▶ _WHAT TO WORK ON_: Show every line of the records below that contains the word "JSON".

▶ _LISTING_:
[Start]
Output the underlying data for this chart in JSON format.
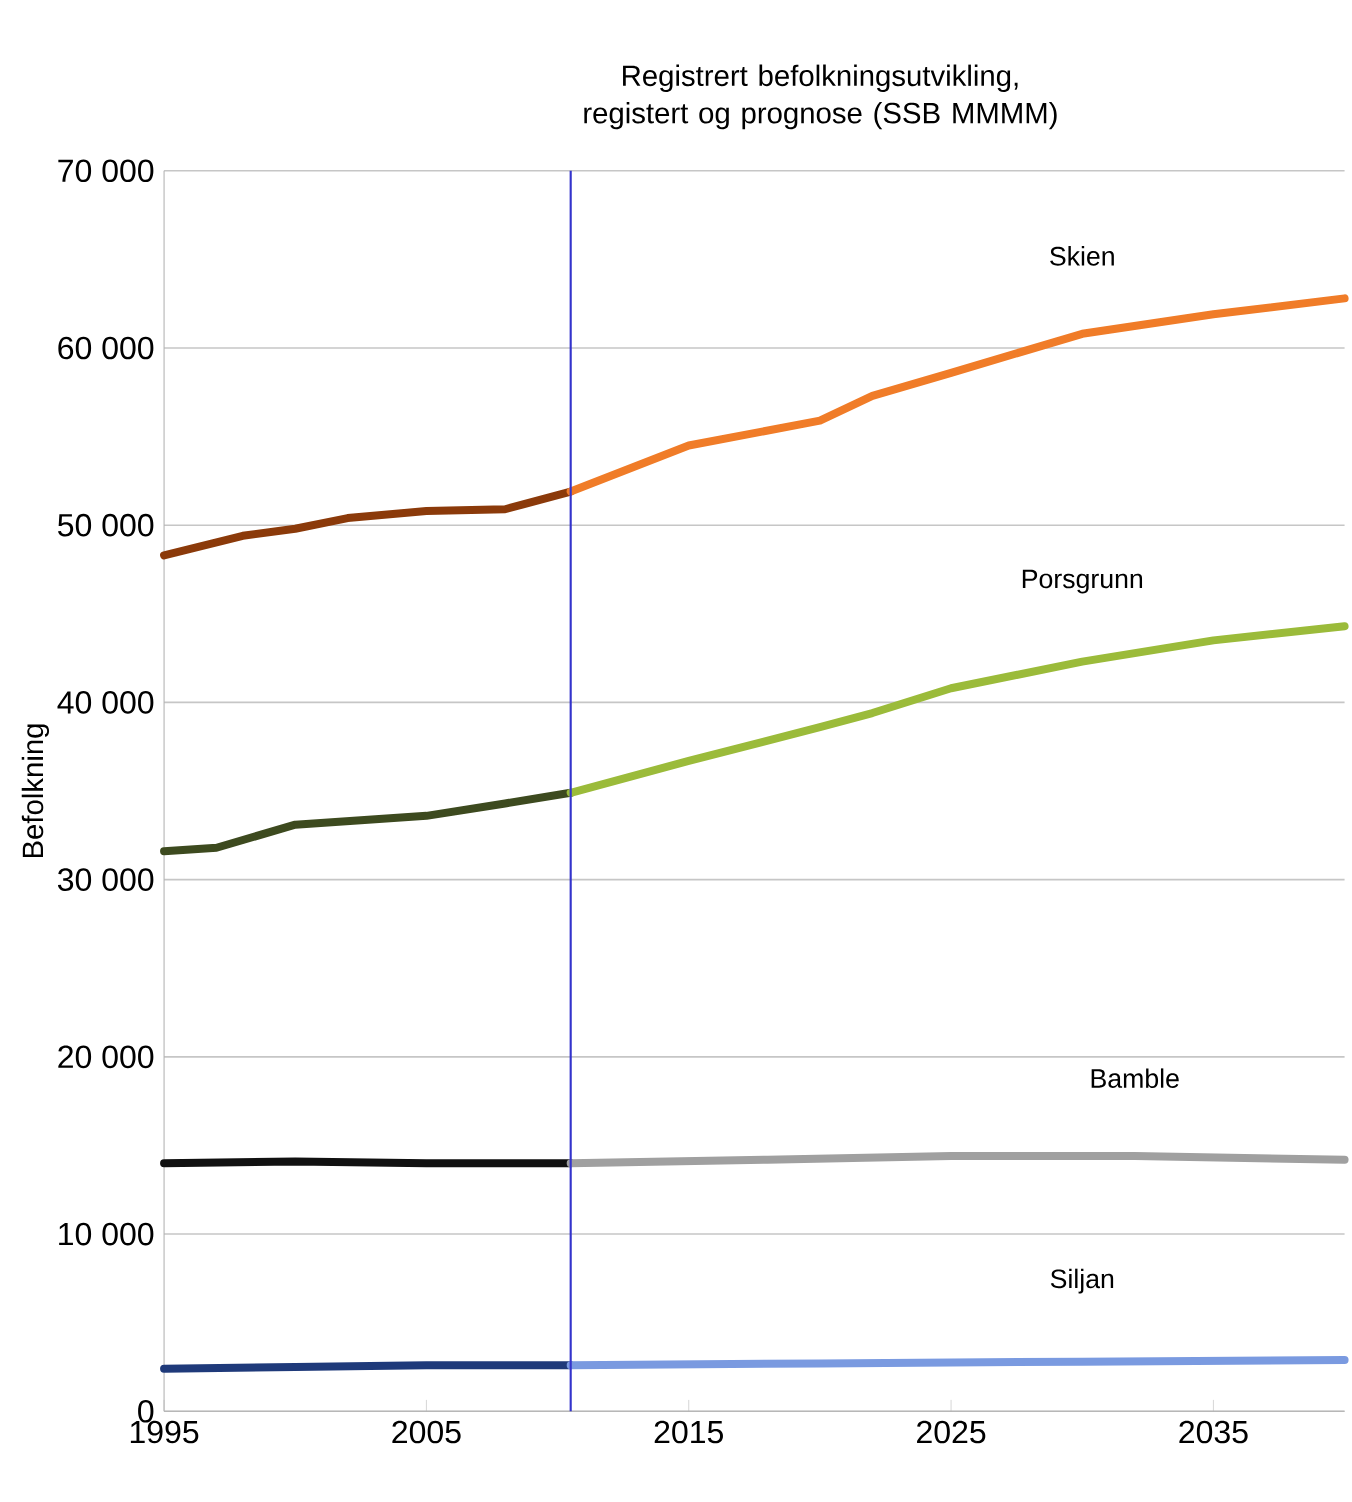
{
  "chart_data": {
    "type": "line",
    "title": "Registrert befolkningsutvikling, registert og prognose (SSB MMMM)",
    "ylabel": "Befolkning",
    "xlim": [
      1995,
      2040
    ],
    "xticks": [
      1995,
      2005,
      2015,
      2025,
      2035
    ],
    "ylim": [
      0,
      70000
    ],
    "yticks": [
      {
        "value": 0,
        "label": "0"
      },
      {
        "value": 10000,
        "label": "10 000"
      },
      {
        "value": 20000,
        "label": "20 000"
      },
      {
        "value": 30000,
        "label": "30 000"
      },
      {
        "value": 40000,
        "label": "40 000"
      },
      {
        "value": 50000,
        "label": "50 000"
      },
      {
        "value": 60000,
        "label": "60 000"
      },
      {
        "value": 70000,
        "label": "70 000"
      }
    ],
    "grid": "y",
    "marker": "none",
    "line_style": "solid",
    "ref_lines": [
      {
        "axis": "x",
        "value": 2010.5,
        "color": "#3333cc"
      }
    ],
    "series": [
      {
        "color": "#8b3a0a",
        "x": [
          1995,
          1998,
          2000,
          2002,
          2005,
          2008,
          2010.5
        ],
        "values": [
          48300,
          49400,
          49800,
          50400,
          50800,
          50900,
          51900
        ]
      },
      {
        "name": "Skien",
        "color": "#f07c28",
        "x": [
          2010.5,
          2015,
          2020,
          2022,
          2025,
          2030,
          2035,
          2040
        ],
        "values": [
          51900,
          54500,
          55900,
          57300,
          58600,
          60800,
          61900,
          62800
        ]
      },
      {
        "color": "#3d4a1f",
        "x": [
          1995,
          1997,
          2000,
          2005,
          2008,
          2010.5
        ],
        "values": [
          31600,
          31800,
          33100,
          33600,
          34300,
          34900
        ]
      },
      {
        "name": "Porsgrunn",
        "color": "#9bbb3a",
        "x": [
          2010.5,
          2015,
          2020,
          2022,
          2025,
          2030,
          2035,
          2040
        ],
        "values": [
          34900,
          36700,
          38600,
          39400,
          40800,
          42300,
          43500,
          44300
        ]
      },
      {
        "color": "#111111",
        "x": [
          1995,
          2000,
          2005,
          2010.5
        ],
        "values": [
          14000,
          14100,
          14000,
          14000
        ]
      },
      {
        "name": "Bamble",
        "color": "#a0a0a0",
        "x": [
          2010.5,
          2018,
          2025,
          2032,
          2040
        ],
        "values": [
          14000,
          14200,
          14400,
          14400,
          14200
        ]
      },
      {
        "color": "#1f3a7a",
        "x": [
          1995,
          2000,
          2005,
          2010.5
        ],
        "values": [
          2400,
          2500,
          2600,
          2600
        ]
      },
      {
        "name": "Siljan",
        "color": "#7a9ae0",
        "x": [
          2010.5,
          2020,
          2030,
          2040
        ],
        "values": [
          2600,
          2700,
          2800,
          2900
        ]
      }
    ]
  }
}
[End]
[Start]
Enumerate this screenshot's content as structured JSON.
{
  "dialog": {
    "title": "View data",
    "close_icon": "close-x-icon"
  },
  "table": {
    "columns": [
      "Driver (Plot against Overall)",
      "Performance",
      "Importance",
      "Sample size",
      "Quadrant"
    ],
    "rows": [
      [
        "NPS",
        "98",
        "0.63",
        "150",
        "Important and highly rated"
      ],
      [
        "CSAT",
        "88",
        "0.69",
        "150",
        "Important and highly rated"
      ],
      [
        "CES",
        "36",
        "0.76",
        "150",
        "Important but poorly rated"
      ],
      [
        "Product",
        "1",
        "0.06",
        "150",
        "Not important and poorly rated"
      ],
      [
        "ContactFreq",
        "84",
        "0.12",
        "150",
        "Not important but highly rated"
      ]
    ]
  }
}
[End]
▶ _COMPLETE RESPONSE_:
Output the underlying data for this chart in JSON format.
Enumerate this screenshot's content as structured JSON.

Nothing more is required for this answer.